* **Exercise objective**:
Write each line out again exactly as written.
━━━ Listing
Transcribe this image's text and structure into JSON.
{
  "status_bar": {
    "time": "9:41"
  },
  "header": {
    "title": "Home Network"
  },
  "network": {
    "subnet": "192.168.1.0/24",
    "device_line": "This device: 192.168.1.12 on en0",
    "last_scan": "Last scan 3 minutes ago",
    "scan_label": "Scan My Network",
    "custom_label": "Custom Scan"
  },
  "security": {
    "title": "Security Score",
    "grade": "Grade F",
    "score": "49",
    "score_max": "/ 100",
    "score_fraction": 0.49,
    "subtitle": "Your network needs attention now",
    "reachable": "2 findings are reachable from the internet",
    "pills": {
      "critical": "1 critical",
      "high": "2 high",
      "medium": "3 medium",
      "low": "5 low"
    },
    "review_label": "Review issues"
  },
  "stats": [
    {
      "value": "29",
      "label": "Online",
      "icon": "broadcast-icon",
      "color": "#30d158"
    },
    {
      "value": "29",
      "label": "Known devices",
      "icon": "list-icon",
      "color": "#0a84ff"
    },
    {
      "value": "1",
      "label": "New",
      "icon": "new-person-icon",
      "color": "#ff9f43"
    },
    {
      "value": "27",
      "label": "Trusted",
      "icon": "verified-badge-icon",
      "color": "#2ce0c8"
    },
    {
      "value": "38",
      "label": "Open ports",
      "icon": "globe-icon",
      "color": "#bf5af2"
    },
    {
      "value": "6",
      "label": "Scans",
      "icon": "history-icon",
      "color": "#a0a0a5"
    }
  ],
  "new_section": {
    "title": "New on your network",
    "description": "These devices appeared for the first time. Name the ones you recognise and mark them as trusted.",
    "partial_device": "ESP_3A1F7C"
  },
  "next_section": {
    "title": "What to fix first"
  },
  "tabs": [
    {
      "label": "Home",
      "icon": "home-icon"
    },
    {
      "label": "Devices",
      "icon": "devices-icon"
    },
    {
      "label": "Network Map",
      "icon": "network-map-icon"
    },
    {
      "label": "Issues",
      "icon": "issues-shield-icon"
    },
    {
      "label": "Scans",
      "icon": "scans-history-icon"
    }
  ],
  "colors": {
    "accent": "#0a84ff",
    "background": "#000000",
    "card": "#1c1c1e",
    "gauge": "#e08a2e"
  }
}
━━━━━━
* **Output for this task**:
Transcribe this image's text and structure into JSON.
{
  "status_bar": {
    "time": "9:41"
  },
  "header": {
    "title": "Home Network"
  },
  "network": {
    "subnet": "192.168.1.0/24",
    "device_line": "This device: 192.168.1.12 on en0",
    "last_scan": "Last scan 3 minutes ago",
    "scan_label": "Scan My Network",
    "custom_label": "Custom Scan"
  },
  "security": {
    "title": "Security Score",
    "grade": "Grade F",
    "score": "49",
    "score_max": "/ 100",
    "score_fraction": 0.49,
    "subtitle": "Your network needs attention now",
    "reachable": "2 findings are reachable from the internet",
    "pills": {
      "critical": "1 critical",
      "high": "2 high",
      "medium": "3 medium",
      "low": "5 low"
    },
    "review_label": "Review issues"
  },
  "stats": [
    {
      "value": "29",
      "label": "Online",
      "icon": "broadcast-icon",
      "color": "#30d158"
    },
    {
      "value": "29",
      "label": "Known devices",
      "icon": "list-icon",
      "color": "#0a84ff"
    },
    {
      "value": "1",
      "label": "New",
      "icon": "new-person-icon",
      "color": "#ff9f43"
    },
    {
      "value": "27",
      "label": "Trusted",
      "icon": "verified-badge-icon",
      "color": "#2ce0c8"
    },
    {
      "value": "38",
      "label": "Open ports",
      "icon": "globe-icon",
      "color": "#bf5af2"
    },
    {
      "value": "6",
      "label": "Scans",
      "icon": "history-icon",
      "color": "#a0a0a5"
    }
  ],
  "new_section": {
    "title": "New on your network",
    "description": "These devices appeared for the first time. Name the ones you recognise and mark them as trusted.",
    "partial_device": "ESP_3A1F7C"
  },
  "next_section": {
    "title": "What to fix first"
  },
  "tabs": [
    {
      "label": "Home",
      "icon": "home-icon"
    },
    {
      "label": "Devices",
      "icon": "devices-icon"
    },
    {
      "label": "Network Map",
      "icon": "network-map-icon"
    },
    {
      "label": "Issues",
      "icon": "issues-shield-icon"
    },
    {
      "label": "Scans",
      "icon": "scans-history-icon"
    }
  ],
  "colors": {
    "accent": "#0a84ff",
    "background": "#000000",
    "card": "#1c1c1e",
    "gauge": "#e08a2e"
  }
}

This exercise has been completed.